(Short exercise)
Extract every entry word for word. Skip the pictures.

(Dataset entries on figures)
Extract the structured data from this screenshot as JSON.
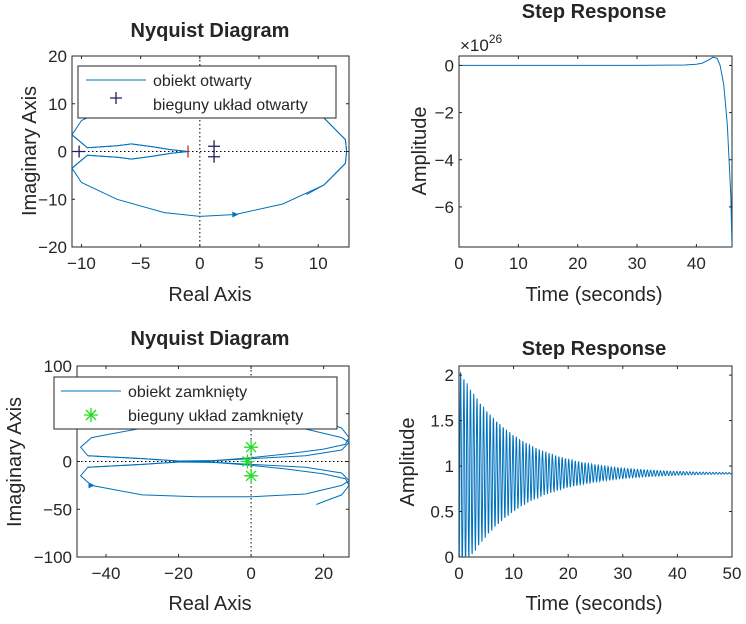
{
  "chart_data": [
    {
      "type": "nyquist",
      "title": "Nyquist Diagram",
      "xlabel": "Real Axis",
      "ylabel": "Imaginary Axis",
      "xlim": [
        -10.8,
        12.6
      ],
      "ylim": [
        -20,
        20
      ],
      "xticks": [
        -10,
        -5,
        0,
        5,
        10
      ],
      "yticks": [
        -20,
        -10,
        0,
        10,
        20
      ],
      "legend": {
        "position": "top",
        "entries": [
          "obiekt otwarty",
          "bieguny układ otwarty"
        ]
      },
      "series": [
        {
          "name": "obiekt otwarty",
          "style": "line",
          "color": "#0072bd",
          "points": [
            [
              -10.8,
              3.5
            ],
            [
              -9.5,
              0.8
            ],
            [
              -7,
              1.2
            ],
            [
              -5.8,
              1.6
            ],
            [
              -4,
              1.0
            ],
            [
              -2.5,
              0.4
            ],
            [
              -1,
              0
            ],
            [
              -2.5,
              -0.4
            ],
            [
              -4,
              -1.0
            ],
            [
              -5.8,
              -1.6
            ],
            [
              -7,
              -1.2
            ],
            [
              -9.5,
              -0.8
            ],
            [
              -10.8,
              -3.5
            ],
            [
              -10,
              -6.5
            ],
            [
              -7,
              -10
            ],
            [
              -3,
              -12.8
            ],
            [
              0,
              -13.6
            ],
            [
              3,
              -13.2
            ],
            [
              7,
              -11
            ],
            [
              10.5,
              -7
            ],
            [
              12.3,
              -2.5
            ],
            [
              12.4,
              0
            ],
            [
              12.3,
              2.5
            ],
            [
              10.5,
              7
            ],
            [
              9,
              9
            ]
          ]
        },
        {
          "name": "bieguny układ otwarty",
          "style": "marker",
          "marker": "+",
          "color": "#1f1f5a",
          "points": [
            [
              -10.2,
              0
            ],
            [
              1.2,
              1.1
            ],
            [
              1.2,
              -1.1
            ]
          ]
        }
      ],
      "annotations": [
        {
          "type": "critical-point",
          "x": -1,
          "y": 0,
          "color": "#d62728"
        }
      ]
    },
    {
      "type": "line",
      "title": "Step Response",
      "xlabel": "Time (seconds)",
      "ylabel": "Amplitude",
      "exponent_label": "×10",
      "exponent": "26",
      "xlim": [
        0,
        46
      ],
      "ylim": [
        -7.7,
        0.4
      ],
      "xticks": [
        0,
        10,
        20,
        30,
        40
      ],
      "yticks": [
        0,
        -2,
        -4,
        -6
      ],
      "series": [
        {
          "color": "#0072bd",
          "x": [
            0,
            30,
            38,
            40,
            41,
            42,
            42.8,
            43.5,
            44,
            44.6,
            45.2,
            45.8,
            46
          ],
          "y": [
            0,
            0,
            0.02,
            0.05,
            0.1,
            0.22,
            0.35,
            0.3,
            0,
            -0.8,
            -2.5,
            -5.5,
            -7.7
          ]
        }
      ]
    },
    {
      "type": "nyquist",
      "title": "Nyquist Diagram",
      "xlabel": "Real Axis",
      "ylabel": "Imaginary Axis",
      "xlim": [
        -48,
        27
      ],
      "ylim": [
        -100,
        100
      ],
      "xticks": [
        -40,
        -20,
        0,
        20
      ],
      "yticks": [
        -100,
        -50,
        0,
        50,
        100
      ],
      "legend": {
        "position": "top",
        "entries": [
          "obiekt zamknięty",
          "bieguny układ zamknięty"
        ]
      },
      "series": [
        {
          "name": "obiekt zamknięty",
          "style": "line",
          "color": "#0072bd",
          "points": [
            [
              -45,
              6
            ],
            [
              -30,
              3
            ],
            [
              -20,
              0.5
            ],
            [
              -10,
              1
            ],
            [
              0,
              4
            ],
            [
              10,
              8
            ],
            [
              20,
              13
            ],
            [
              26,
              18
            ],
            [
              27,
              25
            ],
            [
              25,
              35
            ],
            [
              20,
              42
            ],
            [
              18,
              45
            ],
            [
              20,
              42
            ],
            [
              25,
              35
            ],
            [
              27,
              25
            ],
            [
              26,
              18
            ],
            [
              20,
              13
            ],
            [
              10,
              8
            ],
            [
              0,
              4
            ],
            [
              -10,
              1
            ],
            [
              -20,
              -0.5
            ],
            [
              -30,
              -3
            ],
            [
              -45,
              -6
            ],
            [
              -47,
              -15
            ],
            [
              -44,
              -25
            ],
            [
              -30,
              -35
            ],
            [
              -15,
              -37
            ],
            [
              0,
              -37
            ],
            [
              15,
              -34
            ],
            [
              25,
              -25
            ],
            [
              27,
              -20
            ],
            [
              25,
              -12
            ],
            [
              15,
              -6
            ],
            [
              0,
              -3
            ],
            [
              -14,
              0
            ]
          ]
        },
        {
          "name": "bieguny układ zamknięty",
          "style": "marker",
          "marker": "*",
          "color": "#22dd22",
          "points": [
            [
              0,
              15
            ],
            [
              -1,
              0
            ],
            [
              0,
              -15
            ]
          ]
        }
      ]
    },
    {
      "type": "line",
      "title": "Step Response",
      "xlabel": "Time (seconds)",
      "ylabel": "Amplitude",
      "xlim": [
        0,
        50
      ],
      "ylim": [
        0,
        2.1
      ],
      "xticks": [
        0,
        10,
        20,
        30,
        40,
        50
      ],
      "yticks": [
        0,
        0.5,
        1,
        1.5,
        2
      ],
      "series": [
        {
          "color": "#0072bd",
          "function": "damped-oscillation",
          "final": 0.92,
          "initial_amplitude": 1.15,
          "decay": 0.1,
          "period": 0.6
        }
      ]
    }
  ]
}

(Response to this task)
Extract the structured data from this screenshot as JSON.
{
  "chart_data": [
    {
      "type": "nyquist",
      "title": "Nyquist Diagram",
      "xlabel": "Real Axis",
      "ylabel": "Imaginary Axis",
      "xlim": [
        -10.8,
        12.6
      ],
      "ylim": [
        -20,
        20
      ],
      "xticks": [
        -10,
        -5,
        0,
        5,
        10
      ],
      "yticks": [
        -20,
        -10,
        0,
        10,
        20
      ],
      "legend": {
        "position": "top",
        "entries": [
          "obiekt otwarty",
          "bieguny układ otwarty"
        ]
      },
      "series": [
        {
          "name": "obiekt otwarty",
          "style": "line",
          "color": "#0072bd",
          "points": [
            [
              -10.8,
              3.5
            ],
            [
              -9.5,
              0.8
            ],
            [
              -7,
              1.2
            ],
            [
              -5.8,
              1.6
            ],
            [
              -4,
              1.0
            ],
            [
              -2.5,
              0.4
            ],
            [
              -1,
              0
            ],
            [
              -2.5,
              -0.4
            ],
            [
              -4,
              -1.0
            ],
            [
              -5.8,
              -1.6
            ],
            [
              -7,
              -1.2
            ],
            [
              -9.5,
              -0.8
            ],
            [
              -10.8,
              -3.5
            ],
            [
              -10,
              -6.5
            ],
            [
              -7,
              -10
            ],
            [
              -3,
              -12.8
            ],
            [
              0,
              -13.6
            ],
            [
              3,
              -13.2
            ],
            [
              7,
              -11
            ],
            [
              10.5,
              -7
            ],
            [
              12.3,
              -2.5
            ],
            [
              12.4,
              0
            ],
            [
              12.3,
              2.5
            ],
            [
              10.5,
              7
            ],
            [
              9,
              9
            ]
          ]
        },
        {
          "name": "bieguny układ otwarty",
          "style": "marker",
          "marker": "+",
          "color": "#1f1f5a",
          "points": [
            [
              -10.2,
              0
            ],
            [
              1.2,
              1.1
            ],
            [
              1.2,
              -1.1
            ]
          ]
        }
      ],
      "annotations": [
        {
          "type": "critical-point",
          "x": -1,
          "y": 0,
          "color": "#d62728"
        }
      ]
    },
    {
      "type": "line",
      "title": "Step Response",
      "xlabel": "Time (seconds)",
      "ylabel": "Amplitude",
      "exponent_label": "×10",
      "exponent": "26",
      "xlim": [
        0,
        46
      ],
      "ylim": [
        -7.7,
        0.4
      ],
      "xticks": [
        0,
        10,
        20,
        30,
        40
      ],
      "yticks": [
        0,
        -2,
        -4,
        -6
      ],
      "series": [
        {
          "color": "#0072bd",
          "x": [
            0,
            30,
            38,
            40,
            41,
            42,
            42.8,
            43.5,
            44,
            44.6,
            45.2,
            45.8,
            46
          ],
          "y": [
            0,
            0,
            0.02,
            0.05,
            0.1,
            0.22,
            0.35,
            0.3,
            0,
            -0.8,
            -2.5,
            -5.5,
            -7.7
          ]
        }
      ]
    },
    {
      "type": "nyquist",
      "title": "Nyquist Diagram",
      "xlabel": "Real Axis",
      "ylabel": "Imaginary Axis",
      "xlim": [
        -48,
        27
      ],
      "ylim": [
        -100,
        100
      ],
      "xticks": [
        -40,
        -20,
        0,
        20
      ],
      "yticks": [
        -100,
        -50,
        0,
        50,
        100
      ],
      "legend": {
        "position": "top",
        "entries": [
          "obiekt zamknięty",
          "bieguny układ zamknięty"
        ]
      },
      "series": [
        {
          "name": "obiekt zamknięty",
          "style": "line",
          "color": "#0072bd",
          "points": [
            [
              -45,
              6
            ],
            [
              -30,
              3
            ],
            [
              -20,
              0.5
            ],
            [
              -10,
              1
            ],
            [
              0,
              4
            ],
            [
              10,
              8
            ],
            [
              20,
              13
            ],
            [
              26,
              18
            ],
            [
              27,
              25
            ],
            [
              25,
              35
            ],
            [
              20,
              42
            ],
            [
              18,
              45
            ],
            [
              20,
              42
            ],
            [
              25,
              35
            ],
            [
              27,
              25
            ],
            [
              26,
              18
            ],
            [
              20,
              13
            ],
            [
              10,
              8
            ],
            [
              0,
              4
            ],
            [
              -10,
              1
            ],
            [
              -20,
              -0.5
            ],
            [
              -30,
              -3
            ],
            [
              -45,
              -6
            ],
            [
              -47,
              -15
            ],
            [
              -44,
              -25
            ],
            [
              -30,
              -35
            ],
            [
              -15,
              -37
            ],
            [
              0,
              -37
            ],
            [
              15,
              -34
            ],
            [
              25,
              -25
            ],
            [
              27,
              -20
            ],
            [
              25,
              -12
            ],
            [
              15,
              -6
            ],
            [
              0,
              -3
            ],
            [
              -14,
              0
            ]
          ]
        },
        {
          "name": "bieguny układ zamknięty",
          "style": "marker",
          "marker": "*",
          "color": "#22dd22",
          "points": [
            [
              0,
              15
            ],
            [
              -1,
              0
            ],
            [
              0,
              -15
            ]
          ]
        }
      ]
    },
    {
      "type": "line",
      "title": "Step Response",
      "xlabel": "Time (seconds)",
      "ylabel": "Amplitude",
      "xlim": [
        0,
        50
      ],
      "ylim": [
        0,
        2.1
      ],
      "xticks": [
        0,
        10,
        20,
        30,
        40,
        50
      ],
      "yticks": [
        0,
        0.5,
        1,
        1.5,
        2
      ],
      "series": [
        {
          "color": "#0072bd",
          "function": "damped-oscillation",
          "final": 0.92,
          "initial_amplitude": 1.15,
          "decay": 0.1,
          "period": 0.6
        }
      ]
    }
  ]
}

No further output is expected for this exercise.